◆ **WRITTEN TASK**
From the listing that follows, extract every line and set it down unaltered.
#### SUPPLIED DATA ####
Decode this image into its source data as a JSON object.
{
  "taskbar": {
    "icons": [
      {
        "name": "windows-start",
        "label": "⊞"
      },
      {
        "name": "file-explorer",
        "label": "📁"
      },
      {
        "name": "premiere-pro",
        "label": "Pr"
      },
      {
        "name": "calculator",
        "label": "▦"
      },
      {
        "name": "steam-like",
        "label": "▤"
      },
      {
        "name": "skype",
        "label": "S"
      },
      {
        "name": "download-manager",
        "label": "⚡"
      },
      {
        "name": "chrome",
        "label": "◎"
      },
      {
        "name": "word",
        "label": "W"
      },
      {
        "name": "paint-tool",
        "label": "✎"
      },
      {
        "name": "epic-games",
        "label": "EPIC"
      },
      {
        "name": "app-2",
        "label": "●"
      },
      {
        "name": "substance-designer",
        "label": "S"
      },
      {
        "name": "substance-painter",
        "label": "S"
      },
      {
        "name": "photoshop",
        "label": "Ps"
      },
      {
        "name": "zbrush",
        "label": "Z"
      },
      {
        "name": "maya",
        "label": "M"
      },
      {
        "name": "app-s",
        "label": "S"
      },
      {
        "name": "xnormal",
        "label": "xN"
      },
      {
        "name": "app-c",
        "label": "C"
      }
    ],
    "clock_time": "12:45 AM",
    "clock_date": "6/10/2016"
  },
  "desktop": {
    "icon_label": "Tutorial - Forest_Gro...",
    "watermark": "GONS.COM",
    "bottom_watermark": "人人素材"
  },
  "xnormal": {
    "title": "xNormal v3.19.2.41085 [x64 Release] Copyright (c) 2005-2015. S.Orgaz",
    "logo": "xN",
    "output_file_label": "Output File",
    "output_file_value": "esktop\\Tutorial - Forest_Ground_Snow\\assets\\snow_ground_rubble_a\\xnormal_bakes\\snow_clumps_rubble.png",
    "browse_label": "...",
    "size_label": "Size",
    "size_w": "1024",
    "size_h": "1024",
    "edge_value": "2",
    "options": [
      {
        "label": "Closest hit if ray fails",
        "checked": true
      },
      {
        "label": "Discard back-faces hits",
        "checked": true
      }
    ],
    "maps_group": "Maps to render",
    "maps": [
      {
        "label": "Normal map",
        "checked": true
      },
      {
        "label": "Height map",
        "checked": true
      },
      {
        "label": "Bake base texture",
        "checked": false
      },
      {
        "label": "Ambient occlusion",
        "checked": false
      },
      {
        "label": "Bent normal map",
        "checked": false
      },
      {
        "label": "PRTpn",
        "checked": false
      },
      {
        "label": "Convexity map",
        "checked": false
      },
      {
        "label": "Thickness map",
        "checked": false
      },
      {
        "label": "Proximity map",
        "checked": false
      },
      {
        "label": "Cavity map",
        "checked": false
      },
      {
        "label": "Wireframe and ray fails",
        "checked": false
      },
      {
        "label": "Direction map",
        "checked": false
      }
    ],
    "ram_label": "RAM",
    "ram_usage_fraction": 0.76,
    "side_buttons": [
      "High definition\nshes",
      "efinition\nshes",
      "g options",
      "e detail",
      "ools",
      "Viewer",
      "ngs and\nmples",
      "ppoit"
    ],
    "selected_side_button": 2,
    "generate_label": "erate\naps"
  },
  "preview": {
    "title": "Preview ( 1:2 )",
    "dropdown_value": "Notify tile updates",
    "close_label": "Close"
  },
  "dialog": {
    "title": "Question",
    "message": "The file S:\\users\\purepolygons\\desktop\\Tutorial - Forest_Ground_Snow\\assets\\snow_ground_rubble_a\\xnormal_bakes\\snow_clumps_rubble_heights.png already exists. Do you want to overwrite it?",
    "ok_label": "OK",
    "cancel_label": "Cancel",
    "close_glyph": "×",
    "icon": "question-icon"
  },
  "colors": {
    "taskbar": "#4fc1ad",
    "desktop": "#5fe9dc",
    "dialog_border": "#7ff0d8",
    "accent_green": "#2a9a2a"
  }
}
####
◆ **TASK SOLUTION**
Decode this image into its source data as a JSON object.
{
  "taskbar": {
    "icons": [
      {
        "name": "windows-start",
        "label": "⊞"
      },
      {
        "name": "file-explorer",
        "label": "📁"
      },
      {
        "name": "premiere-pro",
        "label": "Pr"
      },
      {
        "name": "calculator",
        "label": "▦"
      },
      {
        "name": "steam-like",
        "label": "▤"
      },
      {
        "name": "skype",
        "label": "S"
      },
      {
        "name": "download-manager",
        "label": "⚡"
      },
      {
        "name": "chrome",
        "label": "◎"
      },
      {
        "name": "word",
        "label": "W"
      },
      {
        "name": "paint-tool",
        "label": "✎"
      },
      {
        "name": "epic-games",
        "label": "EPIC"
      },
      {
        "name": "app-2",
        "label": "●"
      },
      {
        "name": "substance-designer",
        "label": "S"
      },
      {
        "name": "substance-painter",
        "label": "S"
      },
      {
        "name": "photoshop",
        "label": "Ps"
      },
      {
        "name": "zbrush",
        "label": "Z"
      },
      {
        "name": "maya",
        "label": "M"
      },
      {
        "name": "app-s",
        "label": "S"
      },
      {
        "name": "xnormal",
        "label": "xN"
      },
      {
        "name": "app-c",
        "label": "C"
      }
    ],
    "clock_time": "12:45 AM",
    "clock_date": "6/10/2016"
  },
  "desktop": {
    "icon_label": "Tutorial - Forest_Gro...",
    "watermark": "GONS.COM",
    "bottom_watermark": "人人素材"
  },
  "xnormal": {
    "title": "xNormal v3.19.2.41085 [x64 Release] Copyright (c) 2005-2015. S.Orgaz",
    "logo": "xN",
    "output_file_label": "Output File",
    "output_file_value": "esktop\\Tutorial - Forest_Ground_Snow\\assets\\snow_ground_rubble_a\\xnormal_bakes\\snow_clumps_rubble.png",
    "browse_label": "...",
    "size_label": "Size",
    "size_w": "1024",
    "size_h": "1024",
    "edge_value": "2",
    "options": [
      {
        "label": "Closest hit if ray fails",
        "checked": true
      },
      {
        "label": "Discard back-faces hits",
        "checked": true
      }
    ],
    "maps_group": "Maps to render",
    "maps": [
      {
        "label": "Normal map",
        "checked": true
      },
      {
        "label": "Height map",
        "checked": true
      },
      {
        "label": "Bake base texture",
        "checked": false
      },
      {
        "label": "Ambient occlusion",
        "checked": false
      },
      {
        "label": "Bent normal map",
        "checked": false
      },
      {
        "label": "PRTpn",
        "checked": false
      },
      {
        "label": "Convexity map",
        "checked": false
      },
      {
        "label": "Thickness map",
        "checked": false
      },
      {
        "label": "Proximity map",
        "checked": false
      },
      {
        "label": "Cavity map",
        "checked": false
      },
      {
        "label": "Wireframe and ray fails",
        "checked": false
      },
      {
        "label": "Direction map",
        "checked": false
      }
    ],
    "ram_label": "RAM",
    "ram_usage_fraction": 0.76,
    "side_buttons": [
      "High definition\nshes",
      "efinition\nshes",
      "g options",
      "e detail",
      "ools",
      "Viewer",
      "ngs and\nmples",
      "ppoit"
    ],
    "selected_side_button": 2,
    "generate_label": "erate\naps"
  },
  "preview": {
    "title": "Preview ( 1:2 )",
    "dropdown_value": "Notify tile updates",
    "close_label": "Close"
  },
  "dialog": {
    "title": "Question",
    "message": "The file S:\\users\\purepolygons\\desktop\\Tutorial - Forest_Ground_Snow\\assets\\snow_ground_rubble_a\\xnormal_bakes\\snow_clumps_rubble_heights.png already exists. Do you want to overwrite it?",
    "ok_label": "OK",
    "cancel_label": "Cancel",
    "close_glyph": "×",
    "icon": "question-icon"
  },
  "colors": {
    "taskbar": "#4fc1ad",
    "desktop": "#5fe9dc",
    "dialog_border": "#7ff0d8",
    "accent_green": "#2a9a2a"
  }
}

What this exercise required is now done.